[Collected data entries]
## start

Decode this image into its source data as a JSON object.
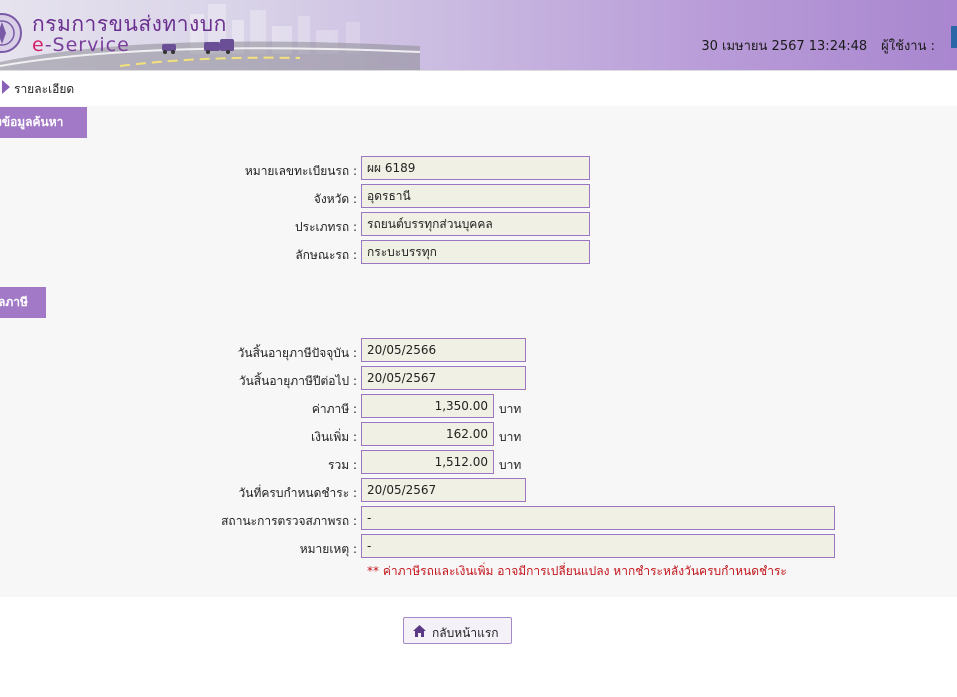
{
  "header": {
    "brand_thai": "กรมการขนส่งทางบก",
    "brand_e": "e",
    "brand_service": "-Service",
    "datetime": "30 เมษายน 2567 13:24:48",
    "user_label": "ผู้ใช้งาน :"
  },
  "breadcrumb": {
    "label": "รายละเอียด"
  },
  "sections": {
    "search": "งข้อมูลค้นหา",
    "tax": "ลภาษี"
  },
  "vehicle": {
    "plate_label": "หมายเลขทะเบียนรถ :",
    "plate_value": "ผผ 6189",
    "province_label": "จังหวัด :",
    "province_value": "อุดรธานี",
    "type_label": "ประเภทรถ :",
    "type_value": "รถยนต์บรรทุกส่วนบุคคล",
    "body_label": "ลักษณะรถ :",
    "body_value": "กระบะบรรทุก"
  },
  "tax": {
    "current_expiry_label": "วันสิ้นอายุภาษีปัจจุบัน :",
    "current_expiry_value": "20/05/2566",
    "next_expiry_label": "วันสิ้นอายุภาษีปีต่อไป :",
    "next_expiry_value": "20/05/2567",
    "tax_label": "ค่าภาษี :",
    "tax_value": "1,350.00",
    "surcharge_label": "เงินเพิ่ม :",
    "surcharge_value": "162.00",
    "total_label": "รวม :",
    "total_value": "1,512.00",
    "currency": "บาท",
    "due_label": "วันที่ครบกำหนดชำระ :",
    "due_value": "20/05/2567",
    "inspection_label": "สถานะการตรวจสภาพรถ :",
    "inspection_value": "-",
    "remark_label": "หมายเหตุ :",
    "remark_value": "-",
    "note": "** ค่าภาษีรถและเงินเพิ่ม อาจมีการเปลี่ยนแปลง หากชำระหลังวันครบกำหนดชำระ"
  },
  "actions": {
    "home_label": "กลับหน้าแรก"
  },
  "colors": {
    "accent": "#a279c7",
    "field_bg": "#f1f0e4",
    "field_border": "#9b76c2",
    "note": "#c3151c"
  },
  "icons": {
    "seal": "department-seal-icon",
    "breadcrumb": "triangle-right-icon",
    "home": "home-icon"
  }
}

## end

**DIRECTIONS FOR THIS TASK:** Pick out every line of the listing containing the word "breadcrumb", and show those lines.

**SOLUTION:**
  "breadcrumb": {
    "breadcrumb": "triangle-right-icon",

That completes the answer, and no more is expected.